__Provided data__.
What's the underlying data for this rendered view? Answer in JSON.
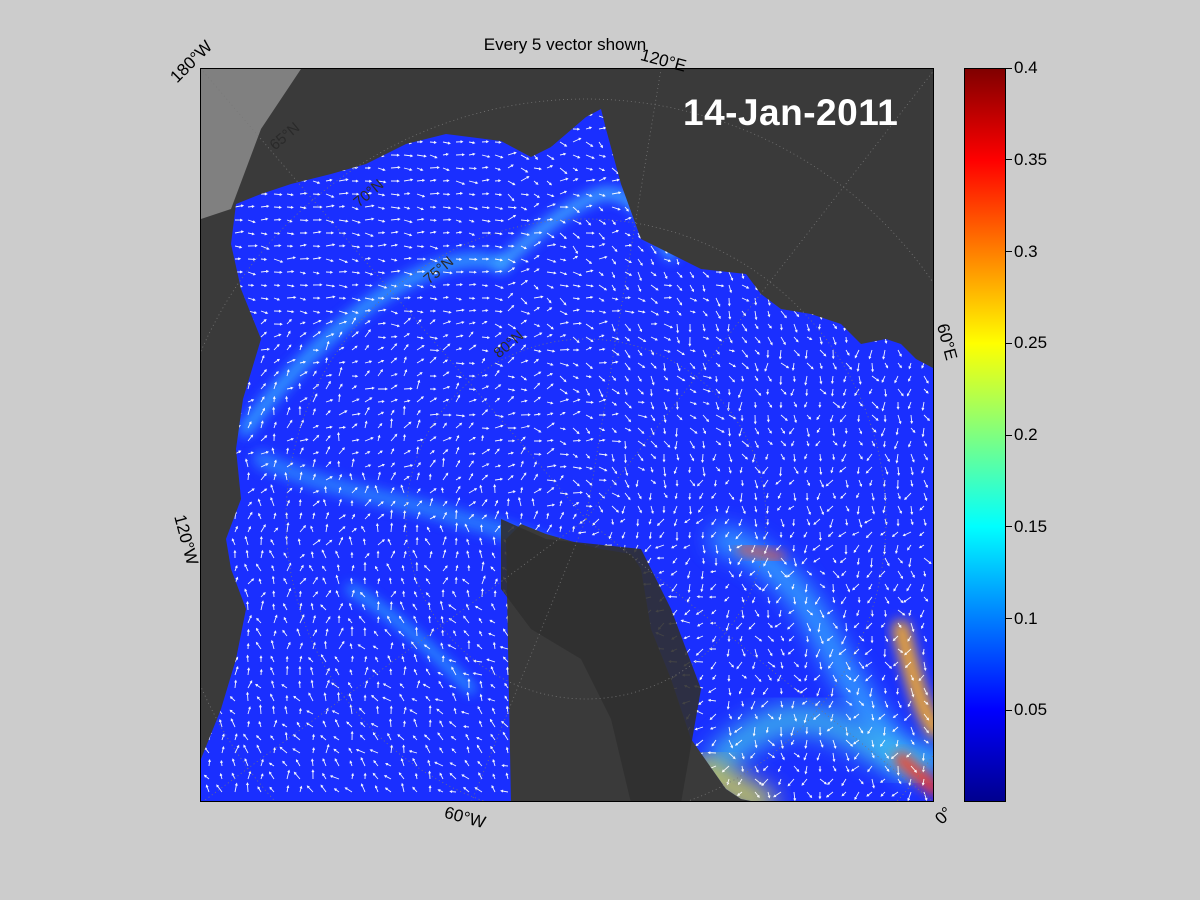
{
  "figure": {
    "title": "Every 5 vector shown",
    "date": "14-Jan-2011"
  },
  "map": {
    "projection": "north-polar-stereographic",
    "longitude_labels": [
      "180°W",
      "120°E",
      "60°E",
      "0°",
      "60°W",
      "120°W"
    ],
    "latitude_labels": [
      "65°N",
      "70°N",
      "75°N",
      "80°N"
    ],
    "colors": {
      "land": "#3a3a3a",
      "greenland_mask": "#303030",
      "outside_domain": "#808080",
      "water_base": "#1a2fff",
      "vectors": "#ffffff"
    }
  },
  "colorbar": {
    "colormap": "jet",
    "min": 0,
    "max": 0.4,
    "ticks": [
      0.05,
      0.1,
      0.15,
      0.2,
      0.25,
      0.3,
      0.35,
      0.4
    ],
    "tick_labels": [
      "0.05",
      "0.1",
      "0.15",
      "0.2",
      "0.25",
      "0.3",
      "0.35",
      "0.4"
    ]
  }
}
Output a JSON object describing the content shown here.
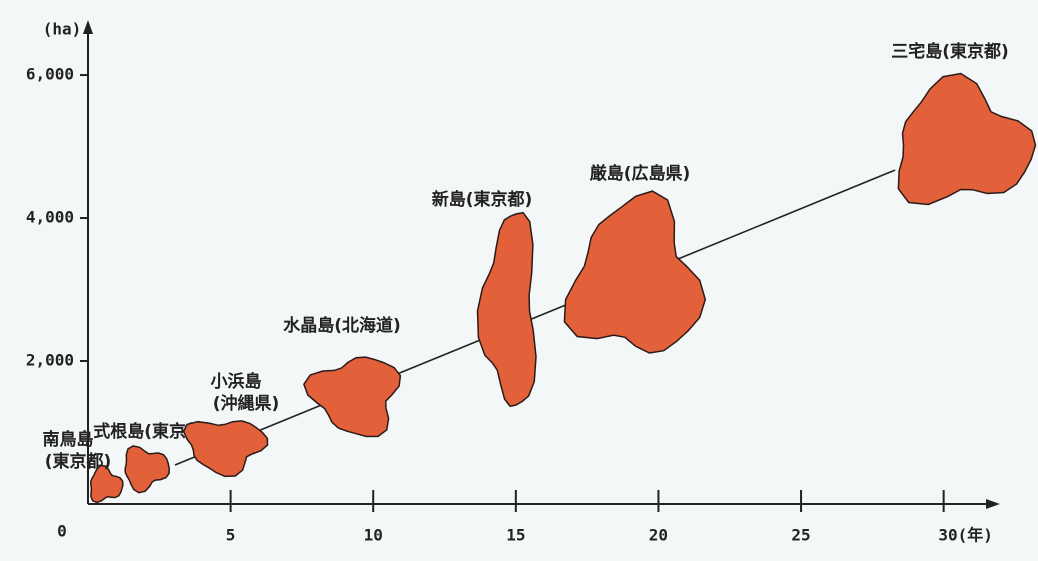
{
  "chart_data": {
    "type": "scatter",
    "y_label": "(ha)",
    "x": [
      0.6,
      2.0,
      4.8,
      9.4,
      14.8,
      19.2,
      30.6
    ],
    "values": [
      266,
      500,
      825,
      1525,
      2700,
      3130,
      5020
    ],
    "labels": [
      [
        "南鳥島",
        "(東京都)"
      ],
      [
        "式根島(東京都)"
      ],
      [
        "小浜島",
        "(沖縄県)"
      ],
      [
        "水晶島(北海道)"
      ],
      [
        "新島(東京都)"
      ],
      [
        "厳島(広島県)"
      ],
      [
        "三宅島(東京都)"
      ]
    ],
    "color": "#e2603a",
    "trend": {
      "x": [
        3.05,
        28.3
      ],
      "values": [
        545,
        4671
      ]
    },
    "xlim": [
      0,
      31.8
    ],
    "ylim": [
      0,
      6630
    ],
    "xticks": [
      5,
      10,
      15,
      20,
      25,
      {
        "value": 30,
        "label": "30(年)"
      }
    ],
    "yticks": [
      0,
      {
        "value": 2000,
        "label": "2,000"
      },
      {
        "value": 4000,
        "label": "4,000"
      },
      {
        "value": 6000,
        "label": "6,000"
      }
    ]
  }
}
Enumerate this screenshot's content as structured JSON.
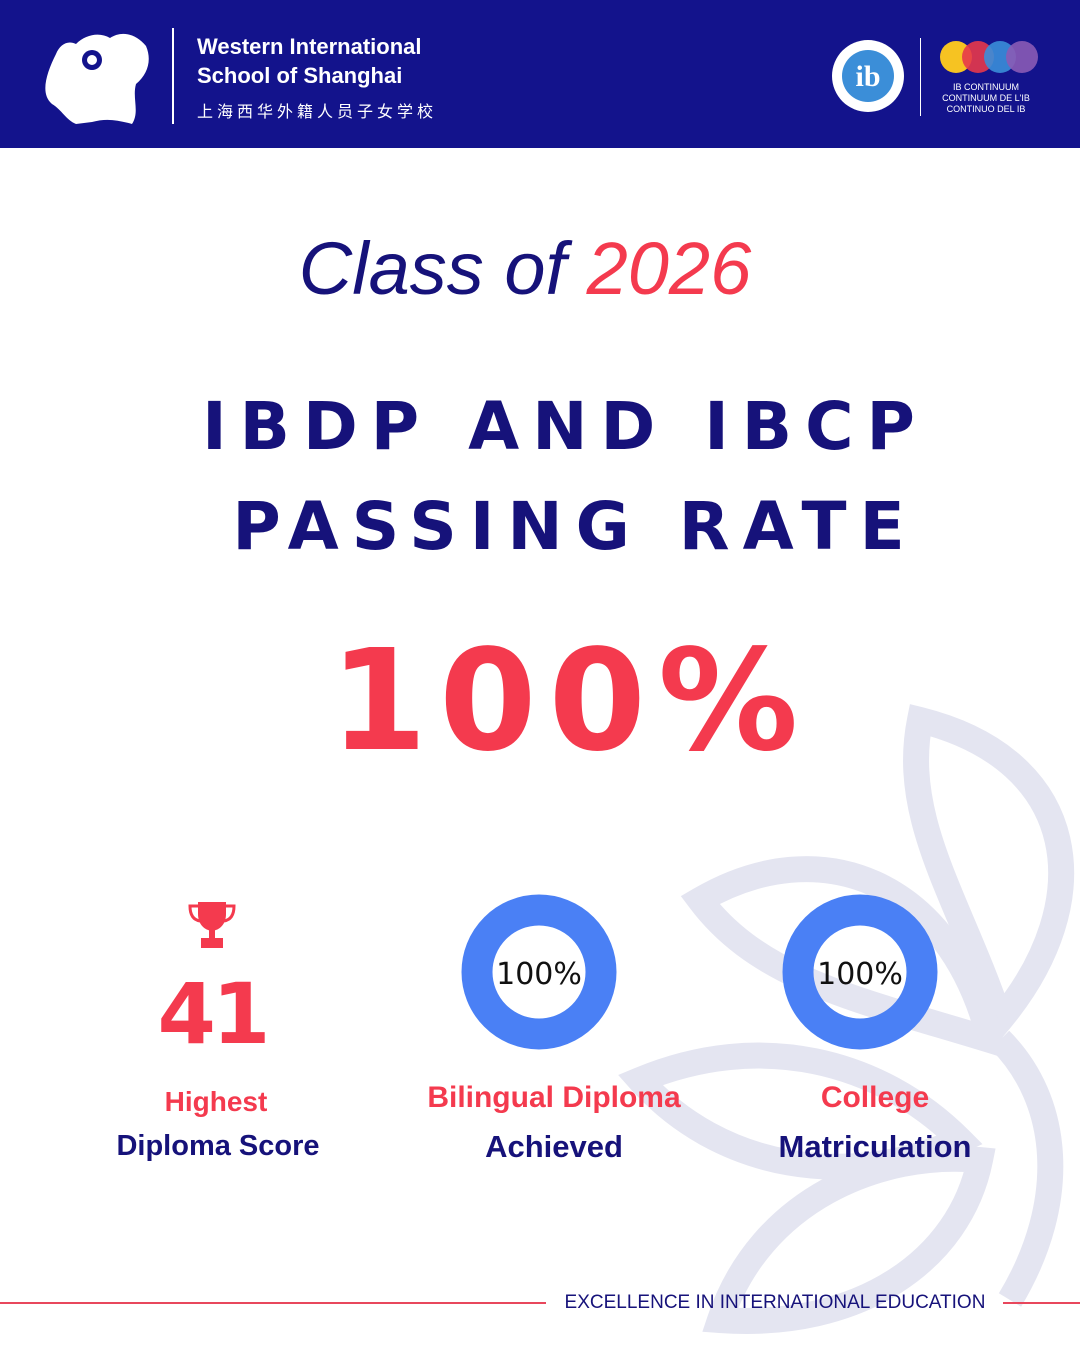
{
  "header": {
    "school_name_line1": "Western International",
    "school_name_line2": "School of Shanghai",
    "school_name_chinese": "上海西华外籍人员子女学校",
    "ib_mark": "ib",
    "ib_continuum": [
      "IB CONTINUUM",
      "CONTINUUM DE L'IB",
      "CONTINUO DEL IB"
    ]
  },
  "headline": {
    "prefix": "Class of",
    "year": "2026"
  },
  "title": [
    "IBDP AND IBCP",
    "PASSING RATE"
  ],
  "passing_rate": "100%",
  "stats": [
    {
      "value": "41",
      "label_line1": "Highest",
      "label_line2": "Diploma Score"
    },
    {
      "value": "100%",
      "label_line1": "Bilingual Diploma",
      "label_line2": "Achieved"
    },
    {
      "value": "100%",
      "label_line1": "College",
      "label_line2": "Matriculation"
    }
  ],
  "footer": {
    "tagline": "EXCELLENCE IN INTERNATIONAL EDUCATION"
  }
}
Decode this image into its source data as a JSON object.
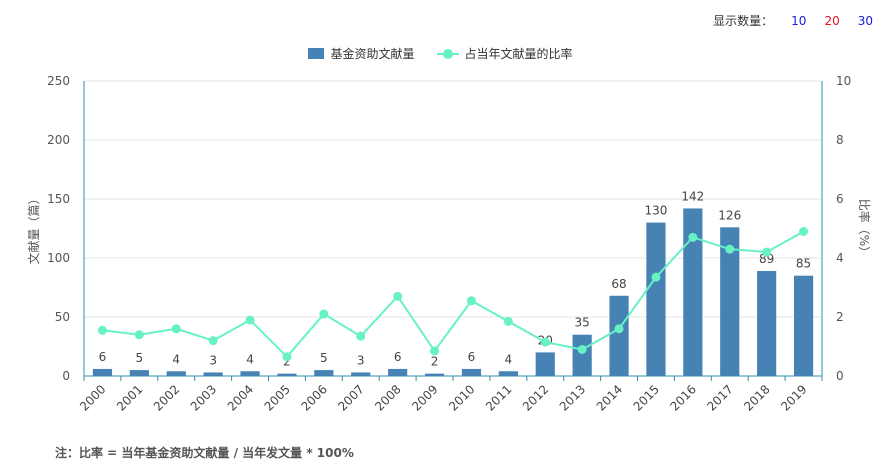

__Stated exercise__. Without the pictures, retype the whole of the material above exactly.

__Result of the exercise__.
What's the underlying data for this rendered view? Answer in JSON.
{
  "figure": {
    "title": "Every 5 vector shown",
    "date": "14-Jan-2011"
  },
  "map": {
    "projection": "north-polar-stereographic",
    "longitude_labels": [
      "180°W",
      "120°E",
      "60°E",
      "0°",
      "60°W",
      "120°W"
    ],
    "latitude_labels": [
      "65°N",
      "70°N",
      "75°N",
      "80°N"
    ],
    "colors": {
      "land": "#3a3a3a",
      "greenland_mask": "#303030",
      "outside_domain": "#808080",
      "water_base": "#1a2fff",
      "vectors": "#ffffff"
    }
  },
  "colorbar": {
    "colormap": "jet",
    "min": 0,
    "max": 0.4,
    "ticks": [
      0.05,
      0.1,
      0.15,
      0.2,
      0.25,
      0.3,
      0.35,
      0.4
    ],
    "tick_labels": [
      "0.05",
      "0.1",
      "0.15",
      "0.2",
      "0.25",
      "0.3",
      "0.35",
      "0.4"
    ]
  }
}
Output a JSON object describing the content shown here.
{
  "chart_data": {
    "type": "scatter",
    "y_label": "(ha)",
    "x": [
      0.6,
      2.0,
      4.8,
      9.4,
      14.8,
      19.2,
      30.6
    ],
    "values": [
      266,
      500,
      825,
      1525,
      2700,
      3130,
      5020
    ],
    "labels": [
      [
        "南鳥島",
        "(東京都)"
      ],
      [
        "式根島(東京都)"
      ],
      [
        "小浜島",
        "(沖縄県)"
      ],
      [
        "水晶島(北海道)"
      ],
      [
        "新島(東京都)"
      ],
      [
        "厳島(広島県)"
      ],
      [
        "三宅島(東京都)"
      ]
    ],
    "color": "#e2603a",
    "trend": {
      "x": [
        3.05,
        28.3
      ],
      "values": [
        545,
        4671
      ]
    },
    "xlim": [
      0,
      31.8
    ],
    "ylim": [
      0,
      6630
    ],
    "xticks": [
      5,
      10,
      15,
      20,
      25,
      {
        "value": 30,
        "label": "30(年)"
      }
    ],
    "yticks": [
      0,
      {
        "value": 2000,
        "label": "2,000"
      },
      {
        "value": 4000,
        "label": "4,000"
      },
      {
        "value": 6000,
        "label": "6,000"
      }
    ]
  }
}
Enumerate this screenshot's content as structured JSON.
{
  "header": {
    "school_name_line1": "Western International",
    "school_name_line2": "School of Shanghai",
    "school_name_chinese": "上海西华外籍人员子女学校",
    "ib_mark": "ib",
    "ib_continuum": [
      "IB CONTINUUM",
      "CONTINUUM DE L'IB",
      "CONTINUO DEL IB"
    ]
  },
  "headline": {
    "prefix": "Class of",
    "year": "2026"
  },
  "title": [
    "IBDP AND IBCP",
    "PASSING RATE"
  ],
  "passing_rate": "100%",
  "stats": [
    {
      "value": "41",
      "label_line1": "Highest",
      "label_line2": "Diploma Score"
    },
    {
      "value": "100%",
      "label_line1": "Bilingual Diploma",
      "label_line2": "Achieved"
    },
    {
      "value": "100%",
      "label_line1": "College",
      "label_line2": "Matriculation"
    }
  ],
  "footer": {
    "tagline": "EXCELLENCE IN INTERNATIONAL EDUCATION"
  }
}
Decode this image into its source data as a JSON object.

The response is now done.